* Begin *

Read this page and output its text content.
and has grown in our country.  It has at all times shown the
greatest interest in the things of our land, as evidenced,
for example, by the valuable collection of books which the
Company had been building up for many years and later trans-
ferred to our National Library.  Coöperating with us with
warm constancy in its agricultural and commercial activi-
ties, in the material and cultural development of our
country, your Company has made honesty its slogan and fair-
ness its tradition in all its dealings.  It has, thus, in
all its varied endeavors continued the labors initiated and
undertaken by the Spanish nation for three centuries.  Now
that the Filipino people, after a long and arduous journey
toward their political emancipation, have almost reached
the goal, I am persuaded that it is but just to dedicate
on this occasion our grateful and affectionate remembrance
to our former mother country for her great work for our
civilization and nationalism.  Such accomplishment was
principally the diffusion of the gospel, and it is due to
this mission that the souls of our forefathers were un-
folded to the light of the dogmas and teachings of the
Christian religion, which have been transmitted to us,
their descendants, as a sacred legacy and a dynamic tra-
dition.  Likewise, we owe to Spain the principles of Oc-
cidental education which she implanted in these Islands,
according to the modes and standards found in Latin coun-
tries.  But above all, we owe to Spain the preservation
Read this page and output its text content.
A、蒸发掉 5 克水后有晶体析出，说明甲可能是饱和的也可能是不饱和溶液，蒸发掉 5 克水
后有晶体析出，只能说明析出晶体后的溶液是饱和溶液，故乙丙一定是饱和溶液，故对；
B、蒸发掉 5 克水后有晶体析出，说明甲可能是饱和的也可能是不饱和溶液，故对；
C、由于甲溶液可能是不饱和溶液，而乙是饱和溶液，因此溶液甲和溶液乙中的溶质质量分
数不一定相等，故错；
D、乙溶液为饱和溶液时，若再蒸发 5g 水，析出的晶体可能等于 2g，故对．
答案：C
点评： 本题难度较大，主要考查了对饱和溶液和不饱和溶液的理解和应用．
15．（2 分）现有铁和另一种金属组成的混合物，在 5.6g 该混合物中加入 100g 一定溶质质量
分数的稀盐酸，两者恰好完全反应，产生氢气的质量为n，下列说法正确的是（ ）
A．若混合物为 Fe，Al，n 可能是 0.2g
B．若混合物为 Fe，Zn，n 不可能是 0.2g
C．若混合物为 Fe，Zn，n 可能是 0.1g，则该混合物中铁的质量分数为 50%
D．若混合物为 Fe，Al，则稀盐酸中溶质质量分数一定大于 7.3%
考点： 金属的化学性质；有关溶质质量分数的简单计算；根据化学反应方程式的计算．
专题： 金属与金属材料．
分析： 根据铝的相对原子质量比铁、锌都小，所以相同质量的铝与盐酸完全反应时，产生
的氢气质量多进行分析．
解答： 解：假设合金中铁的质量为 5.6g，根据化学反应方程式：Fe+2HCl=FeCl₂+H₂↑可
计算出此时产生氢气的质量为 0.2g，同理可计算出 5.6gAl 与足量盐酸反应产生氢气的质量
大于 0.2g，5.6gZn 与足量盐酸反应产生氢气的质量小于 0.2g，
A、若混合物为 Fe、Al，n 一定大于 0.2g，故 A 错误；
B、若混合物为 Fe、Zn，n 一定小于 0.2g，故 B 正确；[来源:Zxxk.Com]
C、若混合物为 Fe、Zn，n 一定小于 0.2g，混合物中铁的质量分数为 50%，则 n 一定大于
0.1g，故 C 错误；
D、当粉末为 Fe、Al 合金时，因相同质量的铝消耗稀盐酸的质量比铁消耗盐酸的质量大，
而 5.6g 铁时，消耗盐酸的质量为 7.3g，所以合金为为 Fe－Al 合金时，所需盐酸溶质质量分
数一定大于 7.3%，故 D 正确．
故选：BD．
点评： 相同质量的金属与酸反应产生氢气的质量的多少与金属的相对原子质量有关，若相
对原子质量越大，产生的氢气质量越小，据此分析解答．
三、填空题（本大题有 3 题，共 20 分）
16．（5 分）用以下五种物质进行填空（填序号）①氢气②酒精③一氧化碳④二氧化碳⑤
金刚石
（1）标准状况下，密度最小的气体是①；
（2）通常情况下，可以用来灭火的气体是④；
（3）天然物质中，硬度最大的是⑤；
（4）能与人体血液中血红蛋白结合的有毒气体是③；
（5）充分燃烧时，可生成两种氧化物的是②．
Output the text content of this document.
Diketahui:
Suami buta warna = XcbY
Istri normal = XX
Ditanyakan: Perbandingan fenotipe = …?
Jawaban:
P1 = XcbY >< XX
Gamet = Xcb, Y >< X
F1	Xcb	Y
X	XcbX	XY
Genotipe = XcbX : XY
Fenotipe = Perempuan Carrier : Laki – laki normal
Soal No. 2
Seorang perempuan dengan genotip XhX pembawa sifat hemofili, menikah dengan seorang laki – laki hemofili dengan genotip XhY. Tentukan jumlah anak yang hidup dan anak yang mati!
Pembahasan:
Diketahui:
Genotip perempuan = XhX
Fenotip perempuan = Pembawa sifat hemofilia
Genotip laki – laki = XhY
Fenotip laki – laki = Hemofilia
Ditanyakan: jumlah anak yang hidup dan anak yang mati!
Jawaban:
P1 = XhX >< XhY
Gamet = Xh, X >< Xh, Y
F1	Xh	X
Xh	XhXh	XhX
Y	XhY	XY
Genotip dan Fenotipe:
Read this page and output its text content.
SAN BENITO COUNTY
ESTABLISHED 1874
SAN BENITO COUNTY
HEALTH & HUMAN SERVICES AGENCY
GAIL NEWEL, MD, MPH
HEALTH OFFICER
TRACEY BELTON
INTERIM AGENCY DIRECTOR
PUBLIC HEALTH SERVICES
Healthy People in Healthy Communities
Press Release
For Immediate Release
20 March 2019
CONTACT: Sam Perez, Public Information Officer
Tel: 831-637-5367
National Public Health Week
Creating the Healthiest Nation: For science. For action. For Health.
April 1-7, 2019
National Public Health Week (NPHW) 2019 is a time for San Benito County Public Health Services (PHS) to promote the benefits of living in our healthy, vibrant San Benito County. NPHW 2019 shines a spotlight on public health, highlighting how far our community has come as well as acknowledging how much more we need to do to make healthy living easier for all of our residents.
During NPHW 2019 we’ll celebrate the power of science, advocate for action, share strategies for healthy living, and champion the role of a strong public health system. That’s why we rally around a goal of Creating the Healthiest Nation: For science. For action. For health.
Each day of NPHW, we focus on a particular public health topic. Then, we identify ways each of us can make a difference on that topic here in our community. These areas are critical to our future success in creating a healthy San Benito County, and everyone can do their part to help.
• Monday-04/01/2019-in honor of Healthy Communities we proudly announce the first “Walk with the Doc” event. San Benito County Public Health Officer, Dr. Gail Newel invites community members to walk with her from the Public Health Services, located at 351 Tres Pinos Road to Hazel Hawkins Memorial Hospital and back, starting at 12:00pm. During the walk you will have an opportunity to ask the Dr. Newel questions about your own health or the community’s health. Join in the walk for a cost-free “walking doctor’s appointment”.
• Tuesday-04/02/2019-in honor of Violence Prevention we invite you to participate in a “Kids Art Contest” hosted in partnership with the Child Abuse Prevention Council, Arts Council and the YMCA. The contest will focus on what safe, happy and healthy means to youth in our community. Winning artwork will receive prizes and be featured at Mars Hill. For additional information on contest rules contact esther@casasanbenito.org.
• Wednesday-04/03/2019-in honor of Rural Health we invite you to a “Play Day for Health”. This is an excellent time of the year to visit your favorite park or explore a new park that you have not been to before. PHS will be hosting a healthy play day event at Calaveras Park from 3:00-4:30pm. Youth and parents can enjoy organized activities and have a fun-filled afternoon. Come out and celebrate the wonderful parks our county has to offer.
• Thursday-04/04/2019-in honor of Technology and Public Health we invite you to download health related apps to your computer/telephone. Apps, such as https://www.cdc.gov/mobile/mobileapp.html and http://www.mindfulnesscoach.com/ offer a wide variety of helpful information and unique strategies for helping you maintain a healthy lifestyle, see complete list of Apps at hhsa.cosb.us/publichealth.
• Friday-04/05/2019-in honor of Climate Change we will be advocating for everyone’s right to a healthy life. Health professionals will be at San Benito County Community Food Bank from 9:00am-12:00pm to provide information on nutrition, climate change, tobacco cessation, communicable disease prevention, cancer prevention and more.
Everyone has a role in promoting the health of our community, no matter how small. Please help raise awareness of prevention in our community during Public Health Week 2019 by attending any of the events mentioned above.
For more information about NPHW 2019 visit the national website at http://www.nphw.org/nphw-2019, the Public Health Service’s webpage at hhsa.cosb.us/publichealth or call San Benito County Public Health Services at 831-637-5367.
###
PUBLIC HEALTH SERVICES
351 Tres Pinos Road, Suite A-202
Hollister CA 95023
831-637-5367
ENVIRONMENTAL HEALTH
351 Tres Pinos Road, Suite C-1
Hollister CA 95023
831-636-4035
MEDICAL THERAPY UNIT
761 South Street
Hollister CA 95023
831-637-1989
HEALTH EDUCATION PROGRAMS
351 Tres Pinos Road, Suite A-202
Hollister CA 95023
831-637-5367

* End *

## WRITTEN EXERCISE
Check each line of the records above for the word "若混合物为", then give the number of lines that have it, with no other words.

## RESULT FOR THIS EXERCISE
7